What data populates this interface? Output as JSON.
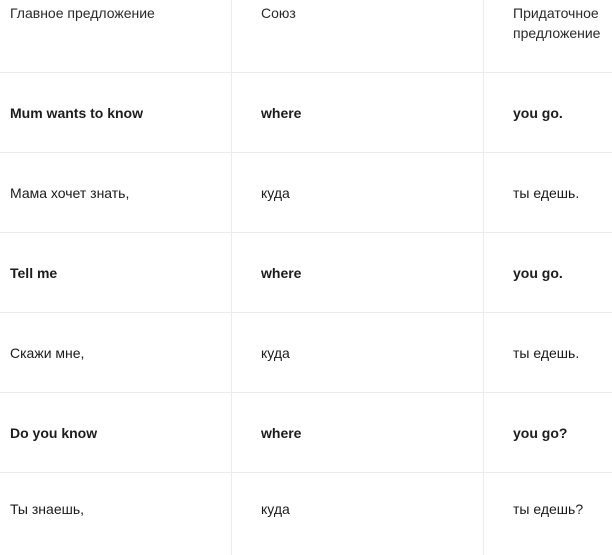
{
  "table": {
    "headers": [
      "Главное предложение",
      "Союз",
      "Придаточное предложение"
    ],
    "rows": [
      [
        "Mum wants to know",
        "where",
        "you go."
      ],
      [
        "Мама хочет знать,",
        "куда",
        "ты едешь."
      ],
      [
        "Tell me",
        "where",
        "you go."
      ],
      [
        "Скажи мне,",
        "куда",
        "ты едешь."
      ],
      [
        "Do you know",
        "where",
        "you go?"
      ],
      [
        "Ты знаешь,",
        "куда",
        "ты едешь?"
      ]
    ]
  }
}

----------

Task brief -> Set down the lines of the records above exactly, apart from the pictures.

Exercise result ->
What data populates this interface? Output as JSON.
{
  "table": {
    "headers": [
      "Главное предложение",
      "Союз",
      "Придаточное предложение"
    ],
    "rows": [
      [
        "Mum wants to know",
        "where",
        "you go."
      ],
      [
        "Мама хочет знать,",
        "куда",
        "ты едешь."
      ],
      [
        "Tell me",
        "where",
        "you go."
      ],
      [
        "Скажи мне,",
        "куда",
        "ты едешь."
      ],
      [
        "Do you know",
        "where",
        "you go?"
      ],
      [
        "Ты знаешь,",
        "куда",
        "ты едешь?"
      ]
    ]
  }
}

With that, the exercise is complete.